▸ Records that describe figures
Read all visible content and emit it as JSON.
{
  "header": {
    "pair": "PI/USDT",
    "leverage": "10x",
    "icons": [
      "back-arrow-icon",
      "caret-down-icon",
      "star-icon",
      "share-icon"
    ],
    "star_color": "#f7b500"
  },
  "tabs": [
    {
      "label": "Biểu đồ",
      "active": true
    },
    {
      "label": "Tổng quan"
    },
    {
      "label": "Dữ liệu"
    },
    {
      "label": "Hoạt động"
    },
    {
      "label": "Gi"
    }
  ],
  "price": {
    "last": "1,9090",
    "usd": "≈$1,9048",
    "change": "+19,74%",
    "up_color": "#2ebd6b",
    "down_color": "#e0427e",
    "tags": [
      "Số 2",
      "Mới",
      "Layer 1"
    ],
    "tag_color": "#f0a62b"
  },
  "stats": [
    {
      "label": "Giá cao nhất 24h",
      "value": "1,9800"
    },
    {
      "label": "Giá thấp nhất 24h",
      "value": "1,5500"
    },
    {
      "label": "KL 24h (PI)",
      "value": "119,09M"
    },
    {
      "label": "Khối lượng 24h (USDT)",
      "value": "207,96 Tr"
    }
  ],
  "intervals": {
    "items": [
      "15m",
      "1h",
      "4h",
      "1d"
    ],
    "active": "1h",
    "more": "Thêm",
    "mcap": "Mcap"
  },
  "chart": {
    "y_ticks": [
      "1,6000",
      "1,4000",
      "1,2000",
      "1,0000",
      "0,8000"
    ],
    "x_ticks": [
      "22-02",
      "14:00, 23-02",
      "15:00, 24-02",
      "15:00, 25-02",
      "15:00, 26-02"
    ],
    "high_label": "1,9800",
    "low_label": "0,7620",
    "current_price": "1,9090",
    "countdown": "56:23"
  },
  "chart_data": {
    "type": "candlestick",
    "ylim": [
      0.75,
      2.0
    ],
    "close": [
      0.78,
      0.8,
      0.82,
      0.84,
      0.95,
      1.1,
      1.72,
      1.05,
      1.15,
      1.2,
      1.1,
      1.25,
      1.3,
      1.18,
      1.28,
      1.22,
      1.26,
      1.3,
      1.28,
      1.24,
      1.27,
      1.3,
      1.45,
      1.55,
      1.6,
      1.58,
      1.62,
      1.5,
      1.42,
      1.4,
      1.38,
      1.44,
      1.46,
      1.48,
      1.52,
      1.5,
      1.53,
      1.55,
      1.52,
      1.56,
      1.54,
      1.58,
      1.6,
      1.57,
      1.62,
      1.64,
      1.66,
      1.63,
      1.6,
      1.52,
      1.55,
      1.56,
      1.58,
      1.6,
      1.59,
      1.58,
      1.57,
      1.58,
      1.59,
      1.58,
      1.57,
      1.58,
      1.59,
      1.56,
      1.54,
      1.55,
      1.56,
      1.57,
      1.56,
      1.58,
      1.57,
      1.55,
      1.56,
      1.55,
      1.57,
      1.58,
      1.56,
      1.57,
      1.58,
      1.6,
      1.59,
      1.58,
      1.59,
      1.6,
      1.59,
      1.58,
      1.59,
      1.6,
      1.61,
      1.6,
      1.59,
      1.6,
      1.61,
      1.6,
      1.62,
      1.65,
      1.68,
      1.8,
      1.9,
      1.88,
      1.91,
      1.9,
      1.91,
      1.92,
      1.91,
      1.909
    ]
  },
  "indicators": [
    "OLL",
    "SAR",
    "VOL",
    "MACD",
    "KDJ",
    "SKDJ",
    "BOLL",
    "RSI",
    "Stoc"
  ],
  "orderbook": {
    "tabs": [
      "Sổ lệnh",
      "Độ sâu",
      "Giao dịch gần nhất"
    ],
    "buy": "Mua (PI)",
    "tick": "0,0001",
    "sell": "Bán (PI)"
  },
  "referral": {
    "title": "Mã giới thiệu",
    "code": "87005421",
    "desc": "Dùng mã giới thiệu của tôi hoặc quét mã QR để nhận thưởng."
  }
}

▸ What needs to be done
Reproduce the material above without altering a single character.

▸ Output for this task
Read all visible content and emit it as JSON.
{
  "header": {
    "pair": "PI/USDT",
    "leverage": "10x",
    "icons": [
      "back-arrow-icon",
      "caret-down-icon",
      "star-icon",
      "share-icon"
    ],
    "star_color": "#f7b500"
  },
  "tabs": [
    {
      "label": "Biểu đồ",
      "active": true
    },
    {
      "label": "Tổng quan"
    },
    {
      "label": "Dữ liệu"
    },
    {
      "label": "Hoạt động"
    },
    {
      "label": "Gi"
    }
  ],
  "price": {
    "last": "1,9090",
    "usd": "≈$1,9048",
    "change": "+19,74%",
    "up_color": "#2ebd6b",
    "down_color": "#e0427e",
    "tags": [
      "Số 2",
      "Mới",
      "Layer 1"
    ],
    "tag_color": "#f0a62b"
  },
  "stats": [
    {
      "label": "Giá cao nhất 24h",
      "value": "1,9800"
    },
    {
      "label": "Giá thấp nhất 24h",
      "value": "1,5500"
    },
    {
      "label": "KL 24h (PI)",
      "value": "119,09M"
    },
    {
      "label": "Khối lượng 24h (USDT)",
      "value": "207,96 Tr"
    }
  ],
  "intervals": {
    "items": [
      "15m",
      "1h",
      "4h",
      "1d"
    ],
    "active": "1h",
    "more": "Thêm",
    "mcap": "Mcap"
  },
  "chart": {
    "y_ticks": [
      "1,6000",
      "1,4000",
      "1,2000",
      "1,0000",
      "0,8000"
    ],
    "x_ticks": [
      "22-02",
      "14:00, 23-02",
      "15:00, 24-02",
      "15:00, 25-02",
      "15:00, 26-02"
    ],
    "high_label": "1,9800",
    "low_label": "0,7620",
    "current_price": "1,9090",
    "countdown": "56:23"
  },
  "chart_data": {
    "type": "candlestick",
    "ylim": [
      0.75,
      2.0
    ],
    "close": [
      0.78,
      0.8,
      0.82,
      0.84,
      0.95,
      1.1,
      1.72,
      1.05,
      1.15,
      1.2,
      1.1,
      1.25,
      1.3,
      1.18,
      1.28,
      1.22,
      1.26,
      1.3,
      1.28,
      1.24,
      1.27,
      1.3,
      1.45,
      1.55,
      1.6,
      1.58,
      1.62,
      1.5,
      1.42,
      1.4,
      1.38,
      1.44,
      1.46,
      1.48,
      1.52,
      1.5,
      1.53,
      1.55,
      1.52,
      1.56,
      1.54,
      1.58,
      1.6,
      1.57,
      1.62,
      1.64,
      1.66,
      1.63,
      1.6,
      1.52,
      1.55,
      1.56,
      1.58,
      1.6,
      1.59,
      1.58,
      1.57,
      1.58,
      1.59,
      1.58,
      1.57,
      1.58,
      1.59,
      1.56,
      1.54,
      1.55,
      1.56,
      1.57,
      1.56,
      1.58,
      1.57,
      1.55,
      1.56,
      1.55,
      1.57,
      1.58,
      1.56,
      1.57,
      1.58,
      1.6,
      1.59,
      1.58,
      1.59,
      1.6,
      1.59,
      1.58,
      1.59,
      1.6,
      1.61,
      1.6,
      1.59,
      1.6,
      1.61,
      1.6,
      1.62,
      1.65,
      1.68,
      1.8,
      1.9,
      1.88,
      1.91,
      1.9,
      1.91,
      1.92,
      1.91,
      1.909
    ]
  },
  "indicators": [
    "OLL",
    "SAR",
    "VOL",
    "MACD",
    "KDJ",
    "SKDJ",
    "BOLL",
    "RSI",
    "Stoc"
  ],
  "orderbook": {
    "tabs": [
      "Sổ lệnh",
      "Độ sâu",
      "Giao dịch gần nhất"
    ],
    "buy": "Mua (PI)",
    "tick": "0,0001",
    "sell": "Bán (PI)"
  },
  "referral": {
    "title": "Mã giới thiệu",
    "code": "87005421",
    "desc": "Dùng mã giới thiệu của tôi hoặc quét mã QR để nhận thưởng."
  }
}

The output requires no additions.